Your answer should be a single number: the count of lines that include the word "WWSSN".

* START *

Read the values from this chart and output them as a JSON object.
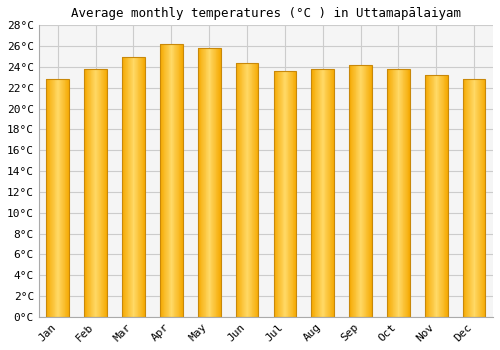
{
  "title": "Average monthly temperatures (°C ) in Uttamapālaiyam",
  "months": [
    "Jan",
    "Feb",
    "Mar",
    "Apr",
    "May",
    "Jun",
    "Jul",
    "Aug",
    "Sep",
    "Oct",
    "Nov",
    "Dec"
  ],
  "temperatures": [
    22.8,
    23.8,
    25.0,
    26.2,
    25.8,
    24.4,
    23.6,
    23.8,
    24.2,
    23.8,
    23.2,
    22.8
  ],
  "bar_color_center": "#FFD966",
  "bar_color_edge": "#F5A800",
  "bar_edge_color": "#C8880A",
  "ylim": [
    0,
    28
  ],
  "ytick_step": 2,
  "background_color": "#ffffff",
  "plot_bg_color": "#f5f5f5",
  "grid_color": "#cccccc",
  "title_fontsize": 9,
  "tick_fontsize": 8,
  "font_family": "monospace",
  "bar_width": 0.6
}
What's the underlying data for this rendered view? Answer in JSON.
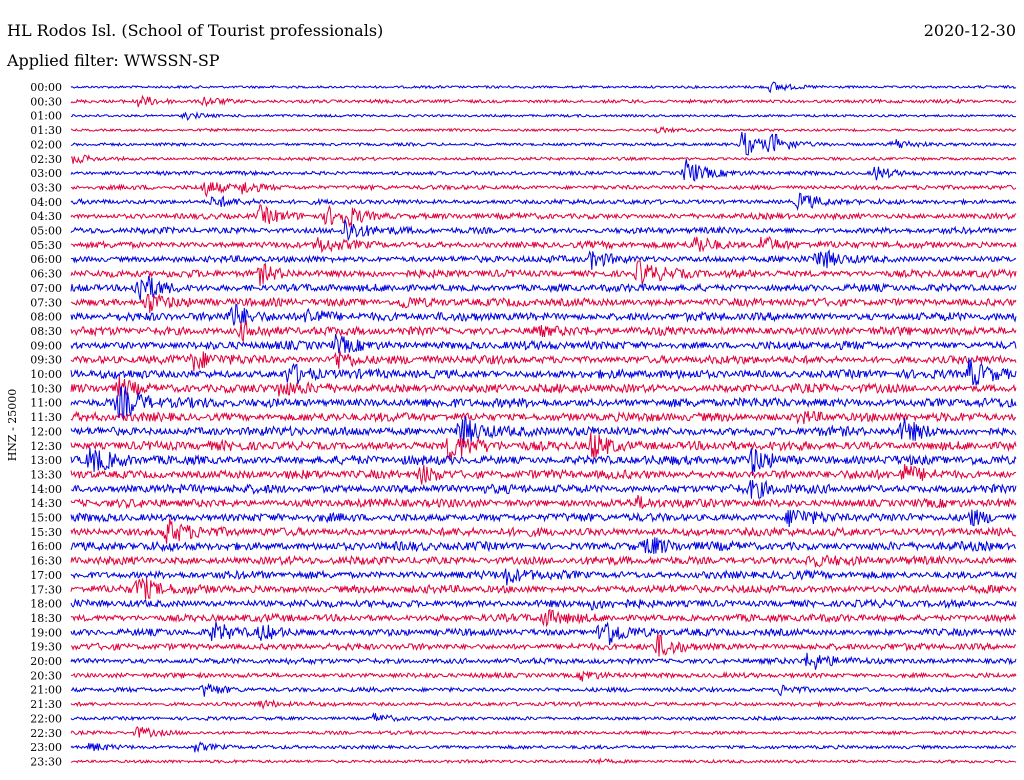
{
  "header": {
    "station": "HL Rodos Isl. (School of Tourist professionals)",
    "date": "2020-12-30",
    "filter": "Applied filter: WWSSN-SP"
  },
  "chart_data": {
    "type": "line",
    "title": "HL Rodos Isl. (School of Tourist professionals)",
    "subtitle": "Applied filter: WWSSN-SP",
    "date": "2020-12-30",
    "ylabel": "HNZ - 25000",
    "xlabel": "",
    "legend": "none",
    "grid": false,
    "colors": [
      "#0000e0",
      "#e0003c"
    ],
    "rows": [
      {
        "time": "00:00",
        "activity": 0.15,
        "events": [
          {
            "t": 0.74,
            "a": 0.6
          }
        ]
      },
      {
        "time": "00:30",
        "activity": 0.25,
        "events": [
          {
            "t": 0.07,
            "a": 0.6
          },
          {
            "t": 0.14,
            "a": 0.5
          }
        ]
      },
      {
        "time": "01:00",
        "activity": 0.15,
        "events": [
          {
            "t": 0.12,
            "a": 0.4
          }
        ]
      },
      {
        "time": "01:30",
        "activity": 0.15,
        "events": [
          {
            "t": 0.62,
            "a": 0.3
          }
        ]
      },
      {
        "time": "02:00",
        "activity": 0.2,
        "events": [
          {
            "t": 0.71,
            "a": 1.5
          },
          {
            "t": 0.74,
            "a": 1.2
          },
          {
            "t": 0.87,
            "a": 0.6
          }
        ]
      },
      {
        "time": "02:30",
        "activity": 0.2,
        "events": [
          {
            "t": 0.0,
            "a": 0.6
          }
        ]
      },
      {
        "time": "03:00",
        "activity": 0.3,
        "events": [
          {
            "t": 0.65,
            "a": 1.6
          },
          {
            "t": 0.85,
            "a": 0.8
          }
        ]
      },
      {
        "time": "03:30",
        "activity": 0.35,
        "events": [
          {
            "t": 0.14,
            "a": 0.9
          },
          {
            "t": 0.18,
            "a": 0.7
          }
        ]
      },
      {
        "time": "04:00",
        "activity": 0.4,
        "events": [
          {
            "t": 0.15,
            "a": 0.7
          },
          {
            "t": 0.77,
            "a": 1.0
          }
        ]
      },
      {
        "time": "04:30",
        "activity": 0.5,
        "events": [
          {
            "t": 0.2,
            "a": 1.0
          },
          {
            "t": 0.27,
            "a": 1.1
          },
          {
            "t": 0.29,
            "a": 0.9
          }
        ]
      },
      {
        "time": "05:00",
        "activity": 0.55,
        "events": [
          {
            "t": 0.29,
            "a": 1.4
          }
        ]
      },
      {
        "time": "05:30",
        "activity": 0.6,
        "events": [
          {
            "t": 0.26,
            "a": 0.9
          },
          {
            "t": 0.66,
            "a": 1.1
          },
          {
            "t": 0.73,
            "a": 1.0
          }
        ]
      },
      {
        "time": "06:00",
        "activity": 0.6,
        "events": [
          {
            "t": 0.55,
            "a": 1.0
          },
          {
            "t": 0.79,
            "a": 1.3
          }
        ]
      },
      {
        "time": "06:30",
        "activity": 0.7,
        "events": [
          {
            "t": 0.2,
            "a": 1.0
          },
          {
            "t": 0.6,
            "a": 1.4
          }
        ]
      },
      {
        "time": "07:00",
        "activity": 0.7,
        "events": [
          {
            "t": 0.07,
            "a": 2.0
          }
        ]
      },
      {
        "time": "07:30",
        "activity": 0.75,
        "events": [
          {
            "t": 0.08,
            "a": 1.2
          },
          {
            "t": 0.35,
            "a": 0.7
          }
        ]
      },
      {
        "time": "08:00",
        "activity": 0.8,
        "events": [
          {
            "t": 0.17,
            "a": 1.4
          },
          {
            "t": 0.25,
            "a": 1.0
          }
        ]
      },
      {
        "time": "08:30",
        "activity": 0.8,
        "events": [
          {
            "t": 0.18,
            "a": 1.0
          },
          {
            "t": 0.49,
            "a": 0.6
          }
        ]
      },
      {
        "time": "09:00",
        "activity": 0.8,
        "events": [
          {
            "t": 0.28,
            "a": 1.0
          }
        ]
      },
      {
        "time": "09:30",
        "activity": 0.8,
        "events": [
          {
            "t": 0.13,
            "a": 1.1
          },
          {
            "t": 0.28,
            "a": 1.1
          }
        ]
      },
      {
        "time": "10:00",
        "activity": 0.85,
        "events": [
          {
            "t": 0.23,
            "a": 1.2
          },
          {
            "t": 0.95,
            "a": 1.6
          }
        ]
      },
      {
        "time": "10:30",
        "activity": 0.85,
        "events": [
          {
            "t": 0.05,
            "a": 1.1
          },
          {
            "t": 0.22,
            "a": 0.8
          }
        ]
      },
      {
        "time": "11:00",
        "activity": 0.9,
        "events": [
          {
            "t": 0.05,
            "a": 2.2
          }
        ]
      },
      {
        "time": "11:30",
        "activity": 0.85,
        "events": [
          {
            "t": 0.77,
            "a": 0.7
          }
        ]
      },
      {
        "time": "12:00",
        "activity": 0.9,
        "events": [
          {
            "t": 0.41,
            "a": 2.0
          },
          {
            "t": 0.88,
            "a": 1.2
          }
        ]
      },
      {
        "time": "12:30",
        "activity": 0.9,
        "events": [
          {
            "t": 0.4,
            "a": 1.6
          },
          {
            "t": 0.55,
            "a": 1.6
          }
        ]
      },
      {
        "time": "13:00",
        "activity": 0.9,
        "events": [
          {
            "t": 0.02,
            "a": 1.3
          },
          {
            "t": 0.72,
            "a": 1.4
          }
        ]
      },
      {
        "time": "13:30",
        "activity": 0.85,
        "events": [
          {
            "t": 0.37,
            "a": 1.0
          },
          {
            "t": 0.88,
            "a": 1.1
          }
        ]
      },
      {
        "time": "14:00",
        "activity": 0.85,
        "events": [
          {
            "t": 0.72,
            "a": 0.9
          }
        ]
      },
      {
        "time": "14:30",
        "activity": 0.8,
        "events": [
          {
            "t": 0.6,
            "a": 0.5
          }
        ]
      },
      {
        "time": "15:00",
        "activity": 0.8,
        "events": [
          {
            "t": 0.76,
            "a": 1.1
          },
          {
            "t": 0.95,
            "a": 0.9
          }
        ]
      },
      {
        "time": "15:30",
        "activity": 0.8,
        "events": [
          {
            "t": 0.1,
            "a": 1.6
          }
        ]
      },
      {
        "time": "16:00",
        "activity": 0.85,
        "events": [
          {
            "t": 0.61,
            "a": 0.9
          }
        ]
      },
      {
        "time": "16:30",
        "activity": 0.8,
        "events": [
          {
            "t": 0.78,
            "a": 0.6
          }
        ]
      },
      {
        "time": "17:00",
        "activity": 0.75,
        "events": [
          {
            "t": 0.46,
            "a": 0.9
          }
        ]
      },
      {
        "time": "17:30",
        "activity": 0.75,
        "events": [
          {
            "t": 0.07,
            "a": 1.5
          }
        ]
      },
      {
        "time": "18:00",
        "activity": 0.7,
        "events": [
          {
            "t": 0.55,
            "a": 0.5
          }
        ]
      },
      {
        "time": "18:30",
        "activity": 0.7,
        "events": [
          {
            "t": 0.5,
            "a": 1.0
          }
        ]
      },
      {
        "time": "19:00",
        "activity": 0.65,
        "events": [
          {
            "t": 0.15,
            "a": 1.0
          },
          {
            "t": 0.2,
            "a": 0.9
          },
          {
            "t": 0.56,
            "a": 2.2
          }
        ]
      },
      {
        "time": "19:30",
        "activity": 0.6,
        "events": [
          {
            "t": 0.62,
            "a": 1.2
          }
        ]
      },
      {
        "time": "20:00",
        "activity": 0.5,
        "events": [
          {
            "t": 0.78,
            "a": 1.2
          }
        ]
      },
      {
        "time": "20:30",
        "activity": 0.4,
        "events": [
          {
            "t": 0.54,
            "a": 0.6
          }
        ]
      },
      {
        "time": "21:00",
        "activity": 0.35,
        "events": [
          {
            "t": 0.14,
            "a": 0.8
          },
          {
            "t": 0.75,
            "a": 0.6
          }
        ]
      },
      {
        "time": "21:30",
        "activity": 0.3,
        "events": [
          {
            "t": 0.2,
            "a": 0.4
          }
        ]
      },
      {
        "time": "22:00",
        "activity": 0.25,
        "events": [
          {
            "t": 0.32,
            "a": 0.5
          }
        ]
      },
      {
        "time": "22:30",
        "activity": 0.25,
        "events": [
          {
            "t": 0.07,
            "a": 0.6
          }
        ]
      },
      {
        "time": "23:00",
        "activity": 0.25,
        "events": [
          {
            "t": 0.02,
            "a": 0.5
          },
          {
            "t": 0.13,
            "a": 0.5
          }
        ]
      },
      {
        "time": "23:30",
        "activity": 0.2,
        "events": [
          {
            "t": 0.55,
            "a": 0.3
          }
        ]
      }
    ]
  }
}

* END *

→ Response below: 2